Quote, verbatim, all material below, without pictures.

** Start of DATA PROVIDED **

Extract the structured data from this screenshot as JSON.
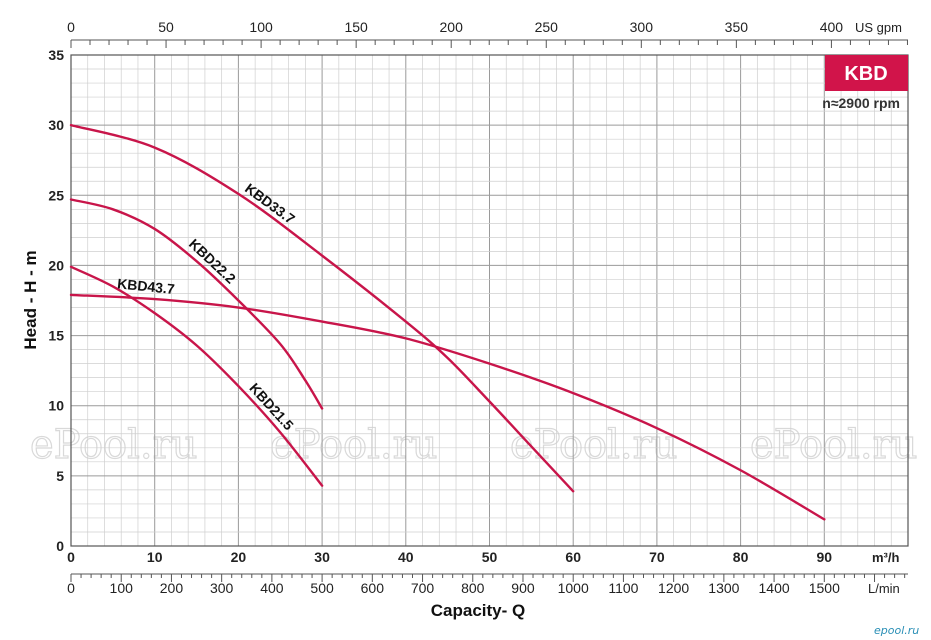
{
  "chart_data": {
    "type": "line",
    "ylabel": "Head - H - m",
    "xlabel": "Capacity- Q",
    "x_unit_m3h": "m³/h",
    "x_unit_gpm": "US gpm",
    "x_unit_lmin": "L/min",
    "ylim": [
      0,
      35
    ],
    "xlim_m3h": [
      0,
      100
    ],
    "yticks": [
      "0",
      "5",
      "10",
      "15",
      "20",
      "25",
      "30",
      "35"
    ],
    "xticks_m3h": [
      "0",
      "10",
      "20",
      "30",
      "40",
      "50",
      "60",
      "70",
      "80",
      "90"
    ],
    "xticks_gpm": [
      "0",
      "50",
      "100",
      "150",
      "200",
      "250",
      "300",
      "350",
      "400"
    ],
    "xticks_lmin": [
      "0",
      "100",
      "200",
      "300",
      "400",
      "500",
      "600",
      "700",
      "800",
      "900",
      "1000",
      "1100",
      "1200",
      "1300",
      "1400",
      "1500"
    ],
    "grid": true,
    "series": [
      {
        "name": "KBD33.7",
        "x": [
          0,
          10,
          20,
          30,
          40,
          45,
          50,
          55,
          60
        ],
        "y": [
          30,
          28.4,
          25.1,
          20.7,
          16,
          13.4,
          10.3,
          7.1,
          3.9
        ]
      },
      {
        "name": "KBD22.2",
        "x": [
          0,
          5,
          10,
          15,
          20,
          25,
          28,
          30
        ],
        "y": [
          24.7,
          24,
          22.6,
          20.3,
          17.5,
          14.4,
          11.8,
          9.8
        ]
      },
      {
        "name": "KBD43.7",
        "x": [
          0,
          10,
          20,
          30,
          40,
          50,
          60,
          70,
          80,
          90
        ],
        "y": [
          17.9,
          17.6,
          17.0,
          16.0,
          14.8,
          13.0,
          10.9,
          8.4,
          5.4,
          1.9
        ]
      },
      {
        "name": "KBD21.5",
        "x": [
          0,
          5,
          10,
          15,
          20,
          25,
          30
        ],
        "y": [
          19.9,
          18.5,
          16.6,
          14.3,
          11.4,
          8.1,
          4.3
        ]
      }
    ],
    "line_color": "#c8154a"
  },
  "badge": {
    "label": "KBD",
    "color": "#d1144a"
  },
  "speed_label": "n≈2900 rpm",
  "watermark": "ePool.ru",
  "logo": "epool.ru"
}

** End of DATA PROVIDED **

§ **COMPLETED TASK**:
Extract the structured data from this screenshot as JSON.
{
  "chart_data": {
    "type": "line",
    "ylabel": "Head - H - m",
    "xlabel": "Capacity- Q",
    "x_unit_m3h": "m³/h",
    "x_unit_gpm": "US gpm",
    "x_unit_lmin": "L/min",
    "ylim": [
      0,
      35
    ],
    "xlim_m3h": [
      0,
      100
    ],
    "yticks": [
      "0",
      "5",
      "10",
      "15",
      "20",
      "25",
      "30",
      "35"
    ],
    "xticks_m3h": [
      "0",
      "10",
      "20",
      "30",
      "40",
      "50",
      "60",
      "70",
      "80",
      "90"
    ],
    "xticks_gpm": [
      "0",
      "50",
      "100",
      "150",
      "200",
      "250",
      "300",
      "350",
      "400"
    ],
    "xticks_lmin": [
      "0",
      "100",
      "200",
      "300",
      "400",
      "500",
      "600",
      "700",
      "800",
      "900",
      "1000",
      "1100",
      "1200",
      "1300",
      "1400",
      "1500"
    ],
    "grid": true,
    "series": [
      {
        "name": "KBD33.7",
        "x": [
          0,
          10,
          20,
          30,
          40,
          45,
          50,
          55,
          60
        ],
        "y": [
          30,
          28.4,
          25.1,
          20.7,
          16,
          13.4,
          10.3,
          7.1,
          3.9
        ]
      },
      {
        "name": "KBD22.2",
        "x": [
          0,
          5,
          10,
          15,
          20,
          25,
          28,
          30
        ],
        "y": [
          24.7,
          24,
          22.6,
          20.3,
          17.5,
          14.4,
          11.8,
          9.8
        ]
      },
      {
        "name": "KBD43.7",
        "x": [
          0,
          10,
          20,
          30,
          40,
          50,
          60,
          70,
          80,
          90
        ],
        "y": [
          17.9,
          17.6,
          17.0,
          16.0,
          14.8,
          13.0,
          10.9,
          8.4,
          5.4,
          1.9
        ]
      },
      {
        "name": "KBD21.5",
        "x": [
          0,
          5,
          10,
          15,
          20,
          25,
          30
        ],
        "y": [
          19.9,
          18.5,
          16.6,
          14.3,
          11.4,
          8.1,
          4.3
        ]
      }
    ],
    "line_color": "#c8154a"
  },
  "badge": {
    "label": "KBD",
    "color": "#d1144a"
  },
  "speed_label": "n≈2900 rpm",
  "watermark": "ePool.ru",
  "logo": "epool.ru"
}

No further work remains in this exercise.